◆ Selected passage
● ● ● ●

Sophos Anti-Virus makes no bones about its corporate orientation; you couldn't buy a single-user copy even if you wanted to. Its features also focus on corporate needs, including good management tools for networking environments and free phone support. But Sophos's pricing--a 10-user license is roughly $60 per client, for instance--is slightly higher than that of most high-end, standalone antivirus programs, such as and . Its annual renewal fee is high, too: $600 for a 10-year license, while Norton and McAfee charge only $10 per user. In addition, the program lacks an integrated firewall (included with the more-affordable competition). Considering the trade-offs, Sophos is still worth considering for small-business IT managers because of its network tools.
Sophos Anti-Virus installed quickly and painlessly from its CD-ROM. The setup screen provides far more information than those of most antivirus apps; the CD includes monthly installation notes and setup guides. It's nice to know where to turn for help should the installation turn ugly. In a corporate environment, updated individual desktop installations of Sophos are accomplished via the network server, so the program loads fully updated and ready to go.
Sophos Anti-Virus's setup screen provides a lot of useful information.
Sophos's desktop interface is not quite as slick as Norton's, McAfee's, or PC-cillin's, but its simple, icon-and-menu design requires little or no training. For instance, the Go button starts a scan; Stop ends it. But the Configuration and Alert buttons really should really be combined, as both lead you to roughly the same program settings.
Integrated into the main interface is the Sophos scheduler, making it easier than in some antivirus products we've seen to schedule scans. Simply click the Scheduled tab, then the Add button, and proceed from there. Sophos's interface shows a scan's progress, giving you a clear idea of how long a virus checkup will take.
Many antivirus programs prod the user to check for Web updates, or they provide frequent pop-up reports of their actions. Sophos Anti-Virus interacts rarely, if ever, with the end user, which is how most IT departments like it. In fact, we often forgot about the program until it performed a scheduled scan and our system slowed slightly.
Sophos Anti-Virus shows the progress of a scan while it's running.
By default, Sophos Anti-Virus disinfects macro viruses, boot-sector viruses, and some executable viruses. Its memory-resident InterCheck utility prevents users from accessing infected files, but the program lacks a quarantine file to safely remove infected files from active use. If the program cannot disinfect a file, Sophos recommends that it either be manually disinfected (with details on individual viruses available on Sophos's Web site) or overwritten ("shredded"). The manual disinfection/shredding process is a bit more work than is required from other antivirus programs, however.
Sophos also lacks what we consider essential features, including a firewall to prevent authorized system attacks and inbound/outbound e-mail scanning. Sophos has stated no interest in developing its own firewall product. The inbound/outbound e-mail scanning, however, is available as an option.
To measure Sophos Anti-Virus's impact on system performance, CNET Labs used BAPCo's SysMark2002, an industry-standard benchmark. The Internet-content-creation portion of SysMark measures a desktop's performance running off-the-shelf applications such as Adobe Photoshop, Microsoft Windows Media Encoder, and Macromedia Dreamweaver. (We did not run the Office Productivity portion of the benchmark because it incorporates McAfee VirusScan 5.13.)

● ● ● ●

◆ Tasks
(1) Do the following statements agree with the Sophos Anti-Virus review? Answer yes or no for each and quote the words of the review that decide it. (a) The program can be bought as a single-user copy. (b) The Sophos scheduler is built into the main interface. (c) The program has a quarantine file for infected files.
(2) Quote the Sophos Anti-Virus review from "To measure Sophos" to "McAfee VirusScan 5.13.)".

● ● ● ●

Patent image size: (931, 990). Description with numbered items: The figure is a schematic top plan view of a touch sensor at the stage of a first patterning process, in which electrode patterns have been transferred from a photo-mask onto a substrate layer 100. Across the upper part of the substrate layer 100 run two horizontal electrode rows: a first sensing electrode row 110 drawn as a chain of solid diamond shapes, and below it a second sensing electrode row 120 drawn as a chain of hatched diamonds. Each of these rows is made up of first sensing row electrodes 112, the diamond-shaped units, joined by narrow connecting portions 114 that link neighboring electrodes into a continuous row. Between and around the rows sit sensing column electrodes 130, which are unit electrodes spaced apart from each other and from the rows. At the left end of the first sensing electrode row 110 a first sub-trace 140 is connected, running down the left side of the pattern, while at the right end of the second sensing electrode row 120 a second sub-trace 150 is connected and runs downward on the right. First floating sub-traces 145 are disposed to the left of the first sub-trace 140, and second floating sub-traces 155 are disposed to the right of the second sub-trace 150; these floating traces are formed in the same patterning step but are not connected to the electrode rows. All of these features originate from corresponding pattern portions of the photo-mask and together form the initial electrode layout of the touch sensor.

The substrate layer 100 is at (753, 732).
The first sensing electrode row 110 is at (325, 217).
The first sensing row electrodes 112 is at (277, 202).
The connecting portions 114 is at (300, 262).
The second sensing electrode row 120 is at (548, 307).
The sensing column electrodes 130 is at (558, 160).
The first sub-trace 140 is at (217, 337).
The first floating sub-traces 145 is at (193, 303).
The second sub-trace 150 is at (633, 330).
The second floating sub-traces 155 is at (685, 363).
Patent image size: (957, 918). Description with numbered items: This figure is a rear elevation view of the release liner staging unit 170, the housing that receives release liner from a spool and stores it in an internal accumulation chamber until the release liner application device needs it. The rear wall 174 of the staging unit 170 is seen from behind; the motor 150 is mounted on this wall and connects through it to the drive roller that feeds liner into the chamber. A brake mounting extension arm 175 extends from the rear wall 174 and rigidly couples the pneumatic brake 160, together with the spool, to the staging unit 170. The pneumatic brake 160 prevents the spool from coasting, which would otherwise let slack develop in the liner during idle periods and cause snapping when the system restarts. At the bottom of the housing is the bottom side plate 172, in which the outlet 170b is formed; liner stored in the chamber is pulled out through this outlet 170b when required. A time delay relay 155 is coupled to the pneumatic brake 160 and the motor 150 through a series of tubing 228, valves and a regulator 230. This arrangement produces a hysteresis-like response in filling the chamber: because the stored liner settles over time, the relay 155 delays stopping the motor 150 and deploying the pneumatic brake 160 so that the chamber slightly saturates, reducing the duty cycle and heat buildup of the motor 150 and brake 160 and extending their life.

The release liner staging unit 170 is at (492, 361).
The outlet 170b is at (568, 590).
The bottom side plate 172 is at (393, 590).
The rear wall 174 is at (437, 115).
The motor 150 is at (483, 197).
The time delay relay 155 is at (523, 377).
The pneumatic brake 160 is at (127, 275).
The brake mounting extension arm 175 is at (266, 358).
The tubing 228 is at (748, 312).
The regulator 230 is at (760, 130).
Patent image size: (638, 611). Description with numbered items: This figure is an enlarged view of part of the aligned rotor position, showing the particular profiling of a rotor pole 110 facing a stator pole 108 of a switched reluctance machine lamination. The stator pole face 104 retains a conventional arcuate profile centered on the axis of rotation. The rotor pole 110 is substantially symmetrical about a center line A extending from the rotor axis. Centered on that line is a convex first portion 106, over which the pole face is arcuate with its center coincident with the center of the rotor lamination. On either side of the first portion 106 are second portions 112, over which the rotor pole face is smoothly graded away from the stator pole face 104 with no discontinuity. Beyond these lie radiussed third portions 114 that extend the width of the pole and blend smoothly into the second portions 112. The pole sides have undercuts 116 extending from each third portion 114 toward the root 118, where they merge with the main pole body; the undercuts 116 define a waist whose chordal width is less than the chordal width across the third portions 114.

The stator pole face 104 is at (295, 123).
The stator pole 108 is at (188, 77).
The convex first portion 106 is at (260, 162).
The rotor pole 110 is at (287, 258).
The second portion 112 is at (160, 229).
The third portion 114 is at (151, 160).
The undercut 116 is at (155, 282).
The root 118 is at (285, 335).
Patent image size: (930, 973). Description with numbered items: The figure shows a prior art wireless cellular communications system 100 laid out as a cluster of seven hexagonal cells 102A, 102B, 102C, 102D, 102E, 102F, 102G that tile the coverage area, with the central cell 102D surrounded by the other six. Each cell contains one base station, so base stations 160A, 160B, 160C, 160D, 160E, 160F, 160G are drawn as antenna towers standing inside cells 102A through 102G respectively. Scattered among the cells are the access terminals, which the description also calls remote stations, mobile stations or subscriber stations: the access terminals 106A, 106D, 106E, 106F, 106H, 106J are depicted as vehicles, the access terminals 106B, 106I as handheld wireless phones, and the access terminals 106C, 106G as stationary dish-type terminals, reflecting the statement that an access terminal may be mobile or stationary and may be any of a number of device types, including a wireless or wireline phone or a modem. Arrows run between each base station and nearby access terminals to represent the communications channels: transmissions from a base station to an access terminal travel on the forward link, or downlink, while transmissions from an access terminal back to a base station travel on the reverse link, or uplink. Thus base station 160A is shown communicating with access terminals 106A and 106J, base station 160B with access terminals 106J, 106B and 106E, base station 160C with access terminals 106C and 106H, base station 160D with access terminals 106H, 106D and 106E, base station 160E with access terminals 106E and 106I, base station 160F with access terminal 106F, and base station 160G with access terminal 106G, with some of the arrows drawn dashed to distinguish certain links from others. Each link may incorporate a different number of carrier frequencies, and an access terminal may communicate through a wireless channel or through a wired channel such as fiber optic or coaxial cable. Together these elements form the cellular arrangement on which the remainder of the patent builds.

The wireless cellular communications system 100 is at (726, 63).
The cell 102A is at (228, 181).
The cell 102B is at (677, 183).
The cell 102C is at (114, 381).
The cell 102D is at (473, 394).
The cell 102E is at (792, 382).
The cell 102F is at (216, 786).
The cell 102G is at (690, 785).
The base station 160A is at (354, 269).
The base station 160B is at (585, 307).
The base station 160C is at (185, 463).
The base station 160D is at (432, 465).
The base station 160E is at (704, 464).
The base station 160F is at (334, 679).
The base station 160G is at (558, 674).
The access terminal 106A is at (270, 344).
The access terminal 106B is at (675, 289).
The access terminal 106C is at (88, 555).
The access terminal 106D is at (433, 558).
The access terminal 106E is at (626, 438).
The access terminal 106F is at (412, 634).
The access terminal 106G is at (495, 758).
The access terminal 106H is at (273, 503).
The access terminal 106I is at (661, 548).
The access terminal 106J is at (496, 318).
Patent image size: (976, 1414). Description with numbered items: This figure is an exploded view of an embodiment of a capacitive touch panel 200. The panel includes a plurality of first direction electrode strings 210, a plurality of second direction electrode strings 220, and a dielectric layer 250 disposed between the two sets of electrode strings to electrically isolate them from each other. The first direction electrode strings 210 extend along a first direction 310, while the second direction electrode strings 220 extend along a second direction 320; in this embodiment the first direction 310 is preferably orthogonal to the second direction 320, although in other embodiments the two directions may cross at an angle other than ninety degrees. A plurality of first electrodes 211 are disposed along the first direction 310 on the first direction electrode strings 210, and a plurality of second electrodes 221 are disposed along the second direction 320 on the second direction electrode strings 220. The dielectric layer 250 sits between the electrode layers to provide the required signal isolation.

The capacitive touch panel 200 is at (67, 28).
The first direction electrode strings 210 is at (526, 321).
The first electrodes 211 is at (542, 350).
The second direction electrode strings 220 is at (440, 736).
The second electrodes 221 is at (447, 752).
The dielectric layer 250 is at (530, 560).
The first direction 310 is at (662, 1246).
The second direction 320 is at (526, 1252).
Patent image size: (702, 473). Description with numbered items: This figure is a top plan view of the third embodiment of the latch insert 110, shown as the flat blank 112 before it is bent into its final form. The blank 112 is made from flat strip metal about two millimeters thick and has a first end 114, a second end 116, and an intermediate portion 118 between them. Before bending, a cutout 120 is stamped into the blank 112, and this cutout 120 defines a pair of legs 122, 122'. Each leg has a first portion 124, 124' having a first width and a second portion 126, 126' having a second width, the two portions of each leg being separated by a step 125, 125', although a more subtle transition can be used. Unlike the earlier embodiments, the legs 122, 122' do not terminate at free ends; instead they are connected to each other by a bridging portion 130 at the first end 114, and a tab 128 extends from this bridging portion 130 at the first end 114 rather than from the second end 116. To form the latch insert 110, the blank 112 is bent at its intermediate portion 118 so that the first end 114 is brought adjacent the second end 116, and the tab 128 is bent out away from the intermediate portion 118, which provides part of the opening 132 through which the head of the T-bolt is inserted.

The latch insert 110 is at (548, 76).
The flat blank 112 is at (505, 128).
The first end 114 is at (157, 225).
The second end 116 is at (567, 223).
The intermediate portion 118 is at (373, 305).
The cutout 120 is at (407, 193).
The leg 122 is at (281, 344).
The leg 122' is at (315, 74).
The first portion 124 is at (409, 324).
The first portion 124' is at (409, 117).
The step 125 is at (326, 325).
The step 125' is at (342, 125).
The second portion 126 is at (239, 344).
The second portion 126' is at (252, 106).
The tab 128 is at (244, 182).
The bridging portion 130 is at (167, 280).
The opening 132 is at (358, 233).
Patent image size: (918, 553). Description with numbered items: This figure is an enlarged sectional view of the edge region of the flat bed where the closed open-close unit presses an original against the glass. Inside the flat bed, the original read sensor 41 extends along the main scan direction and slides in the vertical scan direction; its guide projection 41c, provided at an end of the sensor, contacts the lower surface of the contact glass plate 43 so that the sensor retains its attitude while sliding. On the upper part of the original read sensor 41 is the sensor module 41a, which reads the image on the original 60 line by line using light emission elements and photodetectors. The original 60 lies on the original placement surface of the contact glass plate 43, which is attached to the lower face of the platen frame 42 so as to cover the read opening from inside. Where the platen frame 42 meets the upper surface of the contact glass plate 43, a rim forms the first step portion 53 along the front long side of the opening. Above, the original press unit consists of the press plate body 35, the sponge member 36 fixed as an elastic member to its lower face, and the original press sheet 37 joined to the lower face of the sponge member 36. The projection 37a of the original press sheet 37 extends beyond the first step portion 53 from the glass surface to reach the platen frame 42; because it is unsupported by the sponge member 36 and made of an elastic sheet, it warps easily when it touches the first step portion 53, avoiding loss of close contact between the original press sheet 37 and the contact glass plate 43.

● ● ● ●

◆ Task-by-task outputs
(1)
(a) No: "you couldn't buy a single-user copy even if you wanted to"
(b) Yes: "Integrated into the main interface is the Sophos scheduler"
(c) No: "the program lacks a quarantine file to safely remove infected files from active use"

(2)
To measure Sophos Anti-Virus's impact on system performance, CNET Labs used BAPCo's SysMark2002, an industry-standard benchmark. The Internet-content-creation portion of SysMark measures a desktop's performance running off-the-shelf applications such as Adobe Photoshop, Microsoft Windows Media Encoder, and Macromedia Dreamweaver. (We did not run the Office Productivity portion of the benchmark because it incorporates McAfee VirusScan 5.13.)